**Exercise instructions**
Copy out all the lines exactly. Omit pictures.

**Dataset**
◆ ◆ ◆
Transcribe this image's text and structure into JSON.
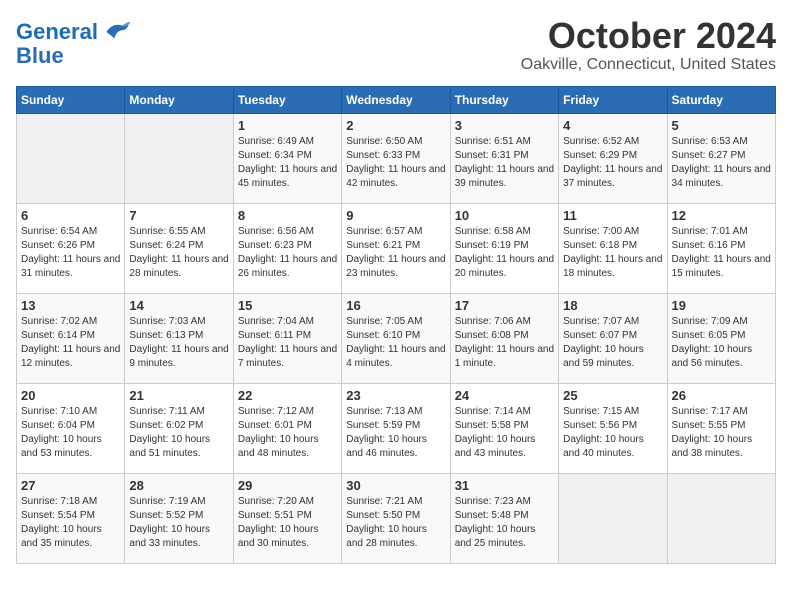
{
  "header": {
    "logo_line1": "General",
    "logo_line2": "Blue",
    "month": "October 2024",
    "location": "Oakville, Connecticut, United States"
  },
  "weekdays": [
    "Sunday",
    "Monday",
    "Tuesday",
    "Wednesday",
    "Thursday",
    "Friday",
    "Saturday"
  ],
  "weeks": [
    [
      null,
      null,
      {
        "day": 1,
        "sunrise": "6:49 AM",
        "sunset": "6:34 PM",
        "daylight": "11 hours and 45 minutes."
      },
      {
        "day": 2,
        "sunrise": "6:50 AM",
        "sunset": "6:33 PM",
        "daylight": "11 hours and 42 minutes."
      },
      {
        "day": 3,
        "sunrise": "6:51 AM",
        "sunset": "6:31 PM",
        "daylight": "11 hours and 39 minutes."
      },
      {
        "day": 4,
        "sunrise": "6:52 AM",
        "sunset": "6:29 PM",
        "daylight": "11 hours and 37 minutes."
      },
      {
        "day": 5,
        "sunrise": "6:53 AM",
        "sunset": "6:27 PM",
        "daylight": "11 hours and 34 minutes."
      }
    ],
    [
      {
        "day": 6,
        "sunrise": "6:54 AM",
        "sunset": "6:26 PM",
        "daylight": "11 hours and 31 minutes."
      },
      {
        "day": 7,
        "sunrise": "6:55 AM",
        "sunset": "6:24 PM",
        "daylight": "11 hours and 28 minutes."
      },
      {
        "day": 8,
        "sunrise": "6:56 AM",
        "sunset": "6:23 PM",
        "daylight": "11 hours and 26 minutes."
      },
      {
        "day": 9,
        "sunrise": "6:57 AM",
        "sunset": "6:21 PM",
        "daylight": "11 hours and 23 minutes."
      },
      {
        "day": 10,
        "sunrise": "6:58 AM",
        "sunset": "6:19 PM",
        "daylight": "11 hours and 20 minutes."
      },
      {
        "day": 11,
        "sunrise": "7:00 AM",
        "sunset": "6:18 PM",
        "daylight": "11 hours and 18 minutes."
      },
      {
        "day": 12,
        "sunrise": "7:01 AM",
        "sunset": "6:16 PM",
        "daylight": "11 hours and 15 minutes."
      }
    ],
    [
      {
        "day": 13,
        "sunrise": "7:02 AM",
        "sunset": "6:14 PM",
        "daylight": "11 hours and 12 minutes."
      },
      {
        "day": 14,
        "sunrise": "7:03 AM",
        "sunset": "6:13 PM",
        "daylight": "11 hours and 9 minutes."
      },
      {
        "day": 15,
        "sunrise": "7:04 AM",
        "sunset": "6:11 PM",
        "daylight": "11 hours and 7 minutes."
      },
      {
        "day": 16,
        "sunrise": "7:05 AM",
        "sunset": "6:10 PM",
        "daylight": "11 hours and 4 minutes."
      },
      {
        "day": 17,
        "sunrise": "7:06 AM",
        "sunset": "6:08 PM",
        "daylight": "11 hours and 1 minute."
      },
      {
        "day": 18,
        "sunrise": "7:07 AM",
        "sunset": "6:07 PM",
        "daylight": "10 hours and 59 minutes."
      },
      {
        "day": 19,
        "sunrise": "7:09 AM",
        "sunset": "6:05 PM",
        "daylight": "10 hours and 56 minutes."
      }
    ],
    [
      {
        "day": 20,
        "sunrise": "7:10 AM",
        "sunset": "6:04 PM",
        "daylight": "10 hours and 53 minutes."
      },
      {
        "day": 21,
        "sunrise": "7:11 AM",
        "sunset": "6:02 PM",
        "daylight": "10 hours and 51 minutes."
      },
      {
        "day": 22,
        "sunrise": "7:12 AM",
        "sunset": "6:01 PM",
        "daylight": "10 hours and 48 minutes."
      },
      {
        "day": 23,
        "sunrise": "7:13 AM",
        "sunset": "5:59 PM",
        "daylight": "10 hours and 46 minutes."
      },
      {
        "day": 24,
        "sunrise": "7:14 AM",
        "sunset": "5:58 PM",
        "daylight": "10 hours and 43 minutes."
      },
      {
        "day": 25,
        "sunrise": "7:15 AM",
        "sunset": "5:56 PM",
        "daylight": "10 hours and 40 minutes."
      },
      {
        "day": 26,
        "sunrise": "7:17 AM",
        "sunset": "5:55 PM",
        "daylight": "10 hours and 38 minutes."
      }
    ],
    [
      {
        "day": 27,
        "sunrise": "7:18 AM",
        "sunset": "5:54 PM",
        "daylight": "10 hours and 35 minutes."
      },
      {
        "day": 28,
        "sunrise": "7:19 AM",
        "sunset": "5:52 PM",
        "daylight": "10 hours and 33 minutes."
      },
      {
        "day": 29,
        "sunrise": "7:20 AM",
        "sunset": "5:51 PM",
        "daylight": "10 hours and 30 minutes."
      },
      {
        "day": 30,
        "sunrise": "7:21 AM",
        "sunset": "5:50 PM",
        "daylight": "10 hours and 28 minutes."
      },
      {
        "day": 31,
        "sunrise": "7:23 AM",
        "sunset": "5:48 PM",
        "daylight": "10 hours and 25 minutes."
      },
      null,
      null
    ]
  ]
}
◆ ◆ ◆
**Result of the task**
Transcribe this image's text and structure into JSON.
{
  "header": {
    "logo_line1": "General",
    "logo_line2": "Blue",
    "month": "October 2024",
    "location": "Oakville, Connecticut, United States"
  },
  "weekdays": [
    "Sunday",
    "Monday",
    "Tuesday",
    "Wednesday",
    "Thursday",
    "Friday",
    "Saturday"
  ],
  "weeks": [
    [
      null,
      null,
      {
        "day": 1,
        "sunrise": "6:49 AM",
        "sunset": "6:34 PM",
        "daylight": "11 hours and 45 minutes."
      },
      {
        "day": 2,
        "sunrise": "6:50 AM",
        "sunset": "6:33 PM",
        "daylight": "11 hours and 42 minutes."
      },
      {
        "day": 3,
        "sunrise": "6:51 AM",
        "sunset": "6:31 PM",
        "daylight": "11 hours and 39 minutes."
      },
      {
        "day": 4,
        "sunrise": "6:52 AM",
        "sunset": "6:29 PM",
        "daylight": "11 hours and 37 minutes."
      },
      {
        "day": 5,
        "sunrise": "6:53 AM",
        "sunset": "6:27 PM",
        "daylight": "11 hours and 34 minutes."
      }
    ],
    [
      {
        "day": 6,
        "sunrise": "6:54 AM",
        "sunset": "6:26 PM",
        "daylight": "11 hours and 31 minutes."
      },
      {
        "day": 7,
        "sunrise": "6:55 AM",
        "sunset": "6:24 PM",
        "daylight": "11 hours and 28 minutes."
      },
      {
        "day": 8,
        "sunrise": "6:56 AM",
        "sunset": "6:23 PM",
        "daylight": "11 hours and 26 minutes."
      },
      {
        "day": 9,
        "sunrise": "6:57 AM",
        "sunset": "6:21 PM",
        "daylight": "11 hours and 23 minutes."
      },
      {
        "day": 10,
        "sunrise": "6:58 AM",
        "sunset": "6:19 PM",
        "daylight": "11 hours and 20 minutes."
      },
      {
        "day": 11,
        "sunrise": "7:00 AM",
        "sunset": "6:18 PM",
        "daylight": "11 hours and 18 minutes."
      },
      {
        "day": 12,
        "sunrise": "7:01 AM",
        "sunset": "6:16 PM",
        "daylight": "11 hours and 15 minutes."
      }
    ],
    [
      {
        "day": 13,
        "sunrise": "7:02 AM",
        "sunset": "6:14 PM",
        "daylight": "11 hours and 12 minutes."
      },
      {
        "day": 14,
        "sunrise": "7:03 AM",
        "sunset": "6:13 PM",
        "daylight": "11 hours and 9 minutes."
      },
      {
        "day": 15,
        "sunrise": "7:04 AM",
        "sunset": "6:11 PM",
        "daylight": "11 hours and 7 minutes."
      },
      {
        "day": 16,
        "sunrise": "7:05 AM",
        "sunset": "6:10 PM",
        "daylight": "11 hours and 4 minutes."
      },
      {
        "day": 17,
        "sunrise": "7:06 AM",
        "sunset": "6:08 PM",
        "daylight": "11 hours and 1 minute."
      },
      {
        "day": 18,
        "sunrise": "7:07 AM",
        "sunset": "6:07 PM",
        "daylight": "10 hours and 59 minutes."
      },
      {
        "day": 19,
        "sunrise": "7:09 AM",
        "sunset": "6:05 PM",
        "daylight": "10 hours and 56 minutes."
      }
    ],
    [
      {
        "day": 20,
        "sunrise": "7:10 AM",
        "sunset": "6:04 PM",
        "daylight": "10 hours and 53 minutes."
      },
      {
        "day": 21,
        "sunrise": "7:11 AM",
        "sunset": "6:02 PM",
        "daylight": "10 hours and 51 minutes."
      },
      {
        "day": 22,
        "sunrise": "7:12 AM",
        "sunset": "6:01 PM",
        "daylight": "10 hours and 48 minutes."
      },
      {
        "day": 23,
        "sunrise": "7:13 AM",
        "sunset": "5:59 PM",
        "daylight": "10 hours and 46 minutes."
      },
      {
        "day": 24,
        "sunrise": "7:14 AM",
        "sunset": "5:58 PM",
        "daylight": "10 hours and 43 minutes."
      },
      {
        "day": 25,
        "sunrise": "7:15 AM",
        "sunset": "5:56 PM",
        "daylight": "10 hours and 40 minutes."
      },
      {
        "day": 26,
        "sunrise": "7:17 AM",
        "sunset": "5:55 PM",
        "daylight": "10 hours and 38 minutes."
      }
    ],
    [
      {
        "day": 27,
        "sunrise": "7:18 AM",
        "sunset": "5:54 PM",
        "daylight": "10 hours and 35 minutes."
      },
      {
        "day": 28,
        "sunrise": "7:19 AM",
        "sunset": "5:52 PM",
        "daylight": "10 hours and 33 minutes."
      },
      {
        "day": 29,
        "sunrise": "7:20 AM",
        "sunset": "5:51 PM",
        "daylight": "10 hours and 30 minutes."
      },
      {
        "day": 30,
        "sunrise": "7:21 AM",
        "sunset": "5:50 PM",
        "daylight": "10 hours and 28 minutes."
      },
      {
        "day": 31,
        "sunrise": "7:23 AM",
        "sunset": "5:48 PM",
        "daylight": "10 hours and 25 minutes."
      },
      null,
      null
    ]
  ]
}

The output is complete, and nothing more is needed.